[Problem]:
Please give the data below again in full, exactly as it stands.
_ _ _
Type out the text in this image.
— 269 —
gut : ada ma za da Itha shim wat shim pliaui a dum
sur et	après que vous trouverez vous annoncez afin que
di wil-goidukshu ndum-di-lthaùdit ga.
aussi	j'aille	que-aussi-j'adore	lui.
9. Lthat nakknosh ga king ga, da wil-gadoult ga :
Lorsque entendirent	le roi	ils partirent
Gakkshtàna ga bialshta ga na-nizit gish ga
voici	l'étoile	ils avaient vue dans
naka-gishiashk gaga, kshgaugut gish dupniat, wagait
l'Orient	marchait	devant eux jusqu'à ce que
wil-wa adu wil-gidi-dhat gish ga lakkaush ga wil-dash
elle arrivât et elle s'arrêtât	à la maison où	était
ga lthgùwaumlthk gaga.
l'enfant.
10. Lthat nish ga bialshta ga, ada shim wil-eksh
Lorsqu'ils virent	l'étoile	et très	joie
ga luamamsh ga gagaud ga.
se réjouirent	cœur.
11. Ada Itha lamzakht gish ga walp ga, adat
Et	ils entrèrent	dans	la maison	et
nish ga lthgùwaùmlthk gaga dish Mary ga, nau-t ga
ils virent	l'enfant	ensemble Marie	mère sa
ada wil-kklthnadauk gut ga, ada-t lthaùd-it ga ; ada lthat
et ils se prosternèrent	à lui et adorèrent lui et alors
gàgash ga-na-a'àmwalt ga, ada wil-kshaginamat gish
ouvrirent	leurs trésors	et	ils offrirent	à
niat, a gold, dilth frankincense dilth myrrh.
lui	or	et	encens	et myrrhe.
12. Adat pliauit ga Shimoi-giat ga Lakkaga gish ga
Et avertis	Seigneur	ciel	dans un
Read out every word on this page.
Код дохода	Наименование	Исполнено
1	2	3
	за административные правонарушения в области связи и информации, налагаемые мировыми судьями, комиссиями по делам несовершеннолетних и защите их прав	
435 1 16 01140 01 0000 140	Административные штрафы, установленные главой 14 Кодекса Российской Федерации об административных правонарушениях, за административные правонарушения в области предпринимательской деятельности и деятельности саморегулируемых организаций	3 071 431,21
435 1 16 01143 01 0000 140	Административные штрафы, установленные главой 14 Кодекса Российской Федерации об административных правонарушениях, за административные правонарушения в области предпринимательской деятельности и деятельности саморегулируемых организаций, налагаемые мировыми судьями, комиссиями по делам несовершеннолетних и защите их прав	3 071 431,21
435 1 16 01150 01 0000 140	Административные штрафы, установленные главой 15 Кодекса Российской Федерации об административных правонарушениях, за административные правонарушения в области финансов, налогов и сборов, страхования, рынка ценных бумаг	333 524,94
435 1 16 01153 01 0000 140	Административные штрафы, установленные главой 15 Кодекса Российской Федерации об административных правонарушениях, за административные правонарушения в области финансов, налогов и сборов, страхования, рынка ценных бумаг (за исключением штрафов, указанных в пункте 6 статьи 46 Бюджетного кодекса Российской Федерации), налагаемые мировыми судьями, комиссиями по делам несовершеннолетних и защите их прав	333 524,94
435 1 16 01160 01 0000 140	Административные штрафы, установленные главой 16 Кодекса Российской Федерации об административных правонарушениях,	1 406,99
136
_ _ _
[Reply]:
Type out the text in this image.
— 269 —
gut : ada ma za da Itha shim wat shim pliaui a dum
sur et	après que vous trouverez vous annoncez afin que
di wil-goidukshu ndum-di-lthaùdit ga.
aussi	j'aille	que-aussi-j'adore	lui.
9. Lthat nakknosh ga king ga, da wil-gadoult ga :
Lorsque entendirent	le roi	ils partirent
Gakkshtàna ga bialshta ga na-nizit gish ga
voici	l'étoile	ils avaient vue dans
naka-gishiashk gaga, kshgaugut gish dupniat, wagait
l'Orient	marchait	devant eux jusqu'à ce que
wil-wa adu wil-gidi-dhat gish ga lakkaush ga wil-dash
elle arrivât et elle s'arrêtât	à la maison où	était
ga lthgùwaumlthk gaga.
l'enfant.
10. Lthat nish ga bialshta ga, ada shim wil-eksh
Lorsqu'ils virent	l'étoile	et très	joie
ga luamamsh ga gagaud ga.
se réjouirent	cœur.
11. Ada Itha lamzakht gish ga walp ga, adat
Et	ils entrèrent	dans	la maison	et
nish ga lthgùwaùmlthk gaga dish Mary ga, nau-t ga
ils virent	l'enfant	ensemble Marie	mère sa
ada wil-kklthnadauk gut ga, ada-t lthaùd-it ga ; ada lthat
et ils se prosternèrent	à lui et adorèrent lui et alors
gàgash ga-na-a'àmwalt ga, ada wil-kshaginamat gish
ouvrirent	leurs trésors	et	ils offrirent	à
niat, a gold, dilth frankincense dilth myrrh.
lui	or	et	encens	et myrrhe.
12. Adat pliauit ga Shimoi-giat ga Lakkaga gish ga
Et avertis	Seigneur	ciel	dans un
Read out every word on this page.
Код дохода	Наименование	Исполнено
1	2	3
	за административные правонарушения в области связи и информации, налагаемые мировыми судьями, комиссиями по делам несовершеннолетних и защите их прав	
435 1 16 01140 01 0000 140	Административные штрафы, установленные главой 14 Кодекса Российской Федерации об административных правонарушениях, за административные правонарушения в области предпринимательской деятельности и деятельности саморегулируемых организаций	3 071 431,21
435 1 16 01143 01 0000 140	Административные штрафы, установленные главой 14 Кодекса Российской Федерации об административных правонарушениях, за административные правонарушения в области предпринимательской деятельности и деятельности саморегулируемых организаций, налагаемые мировыми судьями, комиссиями по делам несовершеннолетних и защите их прав	3 071 431,21
435 1 16 01150 01 0000 140	Административные штрафы, установленные главой 15 Кодекса Российской Федерации об административных правонарушениях, за административные правонарушения в области финансов, налогов и сборов, страхования, рынка ценных бумаг	333 524,94
435 1 16 01153 01 0000 140	Административные штрафы, установленные главой 15 Кодекса Российской Федерации об административных правонарушениях, за административные правонарушения в области финансов, налогов и сборов, страхования, рынка ценных бумаг (за исключением штрафов, указанных в пункте 6 статьи 46 Бюджетного кодекса Российской Федерации), налагаемые мировыми судьями, комиссиями по делам несовершеннолетних и защите их прав	333 524,94
435 1 16 01160 01 0000 140	Административные штрафы, установленные главой 16 Кодекса Российской Федерации об административных правонарушениях,	1 406,99
136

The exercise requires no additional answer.